▸ **Description of the task**:
Copy the rows below, changing every "ceiling-value-label" to "cloud-base-label" and keeping everything else the same. Omit the pictures from your copy.

===

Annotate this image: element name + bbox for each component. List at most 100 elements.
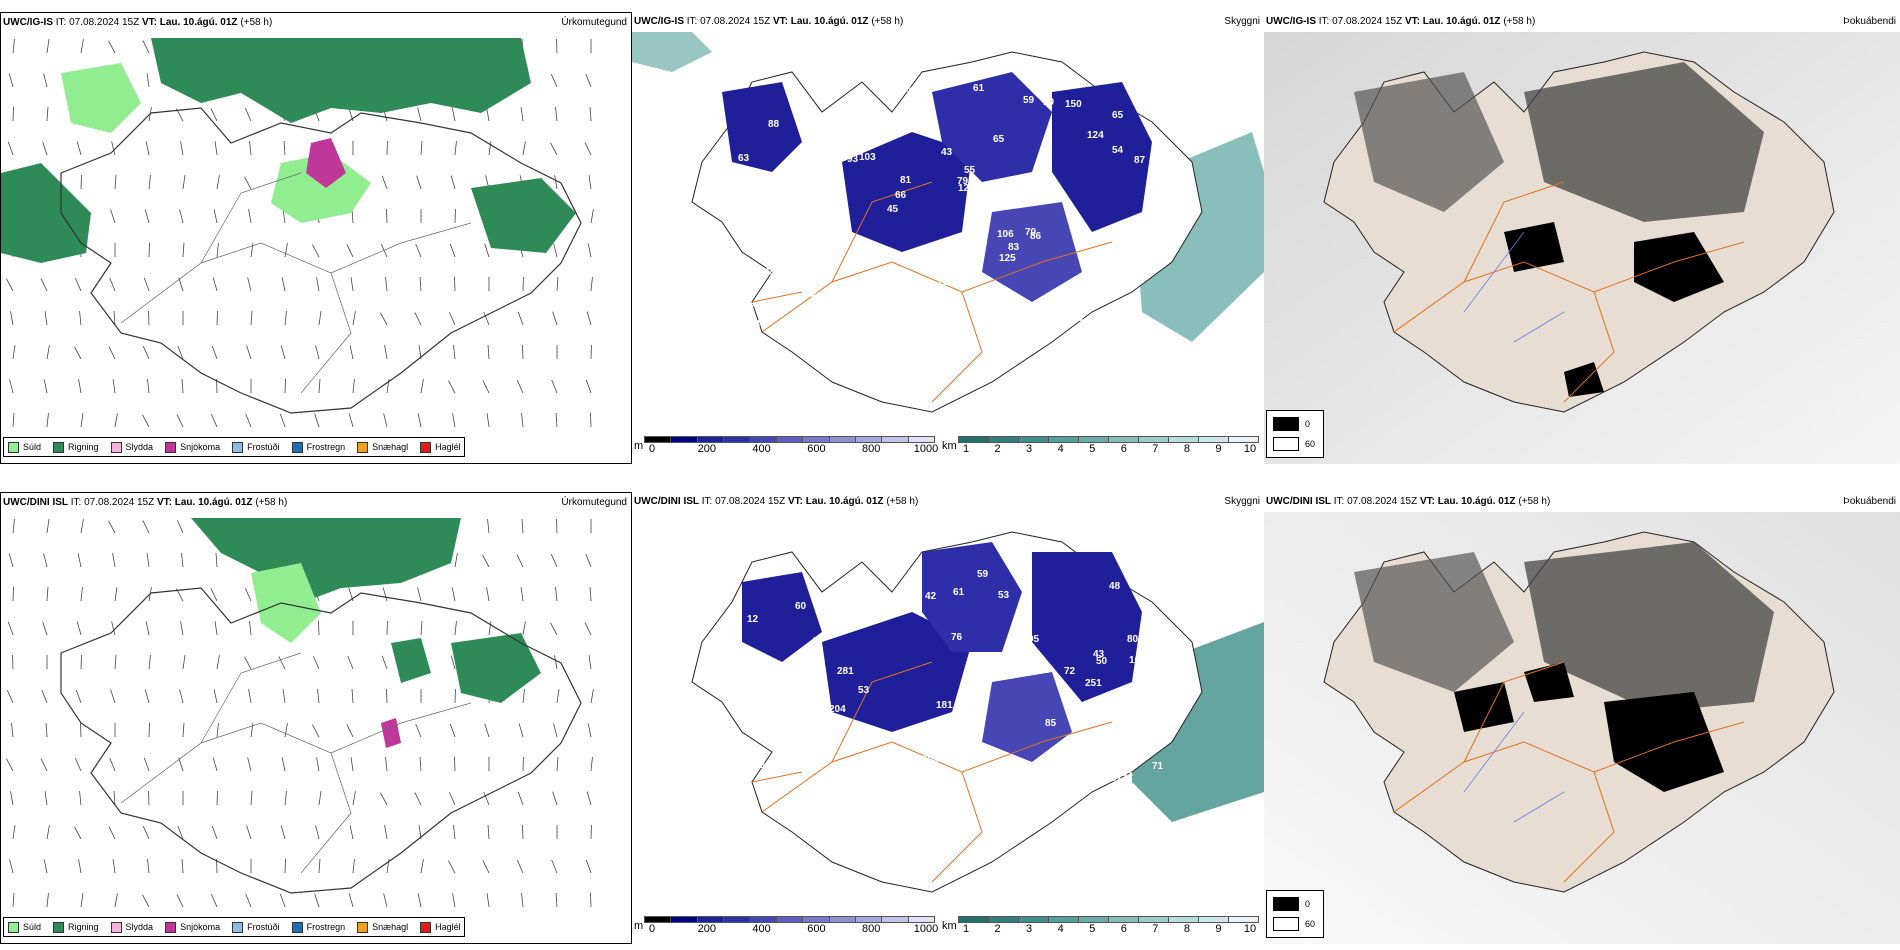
wind-barb — [350, 757, 354, 772]
legend-swatch — [8, 921, 19, 933]
wind-barb — [46, 39, 50, 54]
wind-barb — [488, 141, 492, 156]
wind-barb — [80, 413, 84, 428]
ceiling-value-label: 93 — [749, 319, 761, 330]
ceiling-value-label: 85 — [1045, 718, 1057, 729]
wind-barb — [182, 175, 186, 190]
wind-barb — [250, 243, 254, 258]
wind-barb — [176, 414, 184, 428]
colorbar-tick-label: 1000 — [913, 923, 939, 935]
colorbar-unit: m — [634, 920, 644, 932]
ceiling-value-label: 48 — [900, 84, 912, 95]
wind-barb — [520, 587, 524, 602]
wind-barb — [182, 655, 186, 670]
ceiling-value-label: 106 — [997, 229, 1014, 240]
ceiling-value-label: 83 — [1105, 313, 1117, 324]
ceiling-value-label: 125 — [999, 253, 1016, 264]
colorbar-tick-label: 400 — [752, 923, 771, 935]
colorbar-tick-label: 3 — [1026, 923, 1033, 935]
legend-swatch — [110, 921, 122, 933]
wind-barb — [483, 791, 490, 806]
wind-barb — [352, 791, 356, 806]
wind-barb — [419, 277, 422, 292]
wind-barb — [553, 723, 558, 738]
ceiling-value-label: 70 — [822, 123, 834, 134]
colorbar-segment — [1108, 436, 1139, 443]
wind-barb — [142, 414, 150, 428]
colorbar-tick-label: 3 — [1026, 443, 1033, 455]
precip-map-top — [1, 38, 594, 428]
rain-patch-east — [451, 633, 541, 703]
wind-barb — [414, 312, 422, 326]
wind-barb — [148, 655, 151, 670]
wind-barb — [182, 723, 185, 738]
wind-barb — [74, 758, 82, 772]
ceiling-value-label: 70 — [1039, 665, 1051, 676]
panel-header: UWC/DINI ISL IT: 07.08.2024 15Z VT: Lau.… — [3, 497, 288, 508]
wind-barb — [555, 893, 558, 908]
wind-barb — [352, 379, 355, 394]
wind-barb — [587, 723, 592, 738]
wind-barb — [142, 826, 150, 840]
wind-barb — [486, 893, 490, 908]
ceiling-value-label: 92 — [895, 279, 907, 290]
wind-barb — [147, 379, 150, 394]
low-ceiling-area-1 — [742, 572, 822, 662]
wind-barb — [487, 825, 490, 840]
visibility-colorbar: km 1 2 3 4 5 6 7 8 9 10 — [942, 916, 1262, 938]
panel-header: UWC/IG-IS IT: 07.08.2024 15Z VT: Lau. 10… — [1266, 16, 1536, 27]
wind-barb — [521, 519, 524, 534]
precip-type-legend: Súld Rigning Slydda Snjókoma Frostúði Fr… — [3, 917, 465, 937]
wind-barb — [520, 107, 524, 122]
colorbar-tick-label: 600 — [807, 923, 826, 935]
wind-barb — [114, 175, 117, 190]
ceiling-value-label: 95 — [1028, 634, 1040, 645]
wind-barb — [451, 587, 456, 602]
colorbar-tick-label: 2 — [994, 923, 1001, 935]
colorbar-tick-label: 400 — [752, 443, 771, 455]
ceiling-value-label: 59 — [1023, 95, 1035, 106]
colorbar-segment — [696, 916, 725, 923]
low-ceiling-area-3 — [922, 542, 1022, 652]
colorbar-tick-label: 0 — [648, 923, 656, 935]
ceiling-value-label: 103 — [922, 754, 939, 765]
legend-item-frostregn: Frostregn — [291, 921, 345, 933]
wind-barb — [210, 588, 218, 602]
wind-barb — [146, 73, 150, 88]
wind-barb — [46, 825, 50, 840]
wind-barb — [177, 825, 184, 840]
wind-barb — [78, 379, 82, 394]
colorbar-segment — [723, 916, 751, 923]
wind-barb — [452, 413, 456, 428]
wind-barb — [554, 655, 558, 670]
wind-barb — [555, 587, 558, 602]
fog-area-2 — [1524, 62, 1764, 222]
wind-barb — [75, 689, 82, 704]
wind-barb — [144, 689, 150, 704]
wind-barb — [78, 859, 82, 874]
low-ceiling-area-4 — [1032, 552, 1142, 702]
wind-barb — [590, 689, 594, 704]
wind-barb — [521, 413, 524, 428]
wind-barb — [114, 893, 118, 908]
ceiling-value-label: 150 — [776, 262, 793, 273]
wind-barb — [554, 175, 558, 190]
wind-barb — [383, 413, 388, 428]
wind-barb — [454, 553, 458, 568]
wind-barb — [179, 209, 184, 224]
wind-barb — [482, 554, 490, 568]
wind-barb — [420, 379, 424, 394]
wind-barb — [12, 893, 15, 908]
wind-barb — [147, 859, 150, 874]
wind-barb — [318, 379, 321, 394]
wind-barb — [176, 520, 184, 534]
colorbar-tick-label: 8 — [1183, 443, 1190, 455]
wind-barb — [417, 587, 422, 602]
wind-barb — [142, 894, 150, 908]
wind-barb — [451, 107, 456, 122]
wind-barb — [9, 859, 14, 874]
ceiling-value-label: 43 — [754, 760, 766, 771]
ceiling-map-bottom: 7680917659414359484616712251524360875910… — [691, 531, 1264, 893]
fog-legend-swatch — [1273, 897, 1299, 911]
ceiling-value-label: 67 — [1070, 716, 1082, 727]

===

▸ **Output below**:
Annotate this image: element name + bbox for each component. List at most 100 elements.
wind-barb — [350, 757, 354, 772]
legend-swatch — [8, 921, 19, 933]
wind-barb — [46, 39, 50, 54]
wind-barb — [488, 141, 492, 156]
wind-barb — [80, 413, 84, 428]
cloud-base-label: 93 — [749, 319, 761, 330]
cloud-base-label: 85 — [1045, 718, 1057, 729]
wind-barb — [182, 175, 186, 190]
wind-barb — [250, 243, 254, 258]
wind-barb — [176, 414, 184, 428]
colorbar-tick-label: 1000 — [913, 923, 939, 935]
colorbar-unit: m — [634, 920, 644, 932]
cloud-base-label: 48 — [900, 84, 912, 95]
wind-barb — [520, 587, 524, 602]
wind-barb — [182, 655, 186, 670]
cloud-base-label: 106 — [997, 229, 1014, 240]
cloud-base-label: 83 — [1105, 313, 1117, 324]
cloud-base-label: 125 — [999, 253, 1016, 264]
colorbar-tick-label: 400 — [752, 923, 771, 935]
colorbar-tick-label: 3 — [1026, 923, 1033, 935]
legend-swatch — [110, 921, 122, 933]
wind-barb — [483, 791, 490, 806]
wind-barb — [352, 791, 356, 806]
wind-barb — [419, 277, 422, 292]
wind-barb — [553, 723, 558, 738]
cloud-base-label: 70 — [822, 123, 834, 134]
colorbar-segment — [1108, 436, 1139, 443]
wind-barb — [142, 414, 150, 428]
colorbar-tick-label: 3 — [1026, 443, 1033, 455]
precip-map-top — [1, 38, 594, 428]
rain-patch-east — [451, 633, 541, 703]
wind-barb — [414, 312, 422, 326]
wind-barb — [148, 655, 151, 670]
wind-barb — [182, 723, 185, 738]
wind-barb — [74, 758, 82, 772]
cloud-base-label: 70 — [1039, 665, 1051, 676]
panel-header: UWC/DINI ISL IT: 07.08.2024 15Z VT: Lau.… — [3, 497, 288, 508]
wind-barb — [555, 893, 558, 908]
wind-barb — [352, 379, 355, 394]
wind-barb — [587, 723, 592, 738]
wind-barb — [142, 826, 150, 840]
wind-barb — [486, 893, 490, 908]
cloud-base-label: 92 — [895, 279, 907, 290]
wind-barb — [147, 379, 150, 394]
low-ceiling-area-1 — [742, 572, 822, 662]
wind-barb — [487, 825, 490, 840]
visibility-colorbar: km 1 2 3 4 5 6 7 8 9 10 — [942, 916, 1262, 938]
panel-header: UWC/IG-IS IT: 07.08.2024 15Z VT: Lau. 10… — [1266, 16, 1536, 27]
wind-barb — [521, 519, 524, 534]
precip-type-legend: Súld Rigning Slydda Snjókoma Frostúði Fr… — [3, 917, 465, 937]
wind-barb — [520, 107, 524, 122]
colorbar-tick-label: 600 — [807, 923, 826, 935]
wind-barb — [114, 175, 117, 190]
cloud-base-label: 95 — [1028, 634, 1040, 645]
wind-barb — [451, 587, 456, 602]
colorbar-tick-label: 2 — [994, 923, 1001, 935]
colorbar-tick-label: 400 — [752, 443, 771, 455]
cloud-base-label: 59 — [1023, 95, 1035, 106]
colorbar-segment — [696, 916, 725, 923]
low-ceiling-area-3 — [922, 542, 1022, 652]
colorbar-tick-label: 0 — [648, 923, 656, 935]
cloud-base-label: 103 — [922, 754, 939, 765]
legend-item-frostregn: Frostregn — [291, 921, 345, 933]
wind-barb — [210, 588, 218, 602]
wind-barb — [146, 73, 150, 88]
wind-barb — [46, 825, 50, 840]
wind-barb — [177, 825, 184, 840]
wind-barb — [78, 379, 82, 394]
colorbar-segment — [723, 916, 751, 923]
wind-barb — [452, 413, 456, 428]
wind-barb — [554, 655, 558, 670]
wind-barb — [555, 587, 558, 602]
fog-area-2 — [1524, 62, 1764, 222]
wind-barb — [75, 689, 82, 704]
wind-barb — [144, 689, 150, 704]
wind-barb — [78, 859, 82, 874]
low-ceiling-area-4 — [1032, 552, 1142, 702]
wind-barb — [590, 689, 594, 704]
wind-barb — [521, 413, 524, 428]
wind-barb — [114, 893, 118, 908]
cloud-base-label: 150 — [776, 262, 793, 273]
wind-barb — [554, 175, 558, 190]
wind-barb — [383, 413, 388, 428]
wind-barb — [454, 553, 458, 568]
wind-barb — [179, 209, 184, 224]
wind-barb — [482, 554, 490, 568]
wind-barb — [420, 379, 424, 394]
wind-barb — [12, 893, 15, 908]
wind-barb — [147, 859, 150, 874]
wind-barb — [318, 379, 321, 394]
wind-barb — [176, 520, 184, 534]
colorbar-tick-label: 8 — [1183, 443, 1190, 455]
wind-barb — [417, 587, 422, 602]
wind-barb — [142, 894, 150, 908]
wind-barb — [451, 107, 456, 122]
wind-barb — [9, 859, 14, 874]
cloud-base-label: 43 — [754, 760, 766, 771]
ceiling-map-bottom: 7680917659414359484616712251524360875910… — [691, 531, 1264, 893]
fog-legend-swatch — [1273, 897, 1299, 911]
cloud-base-label: 67 — [1070, 716, 1082, 727]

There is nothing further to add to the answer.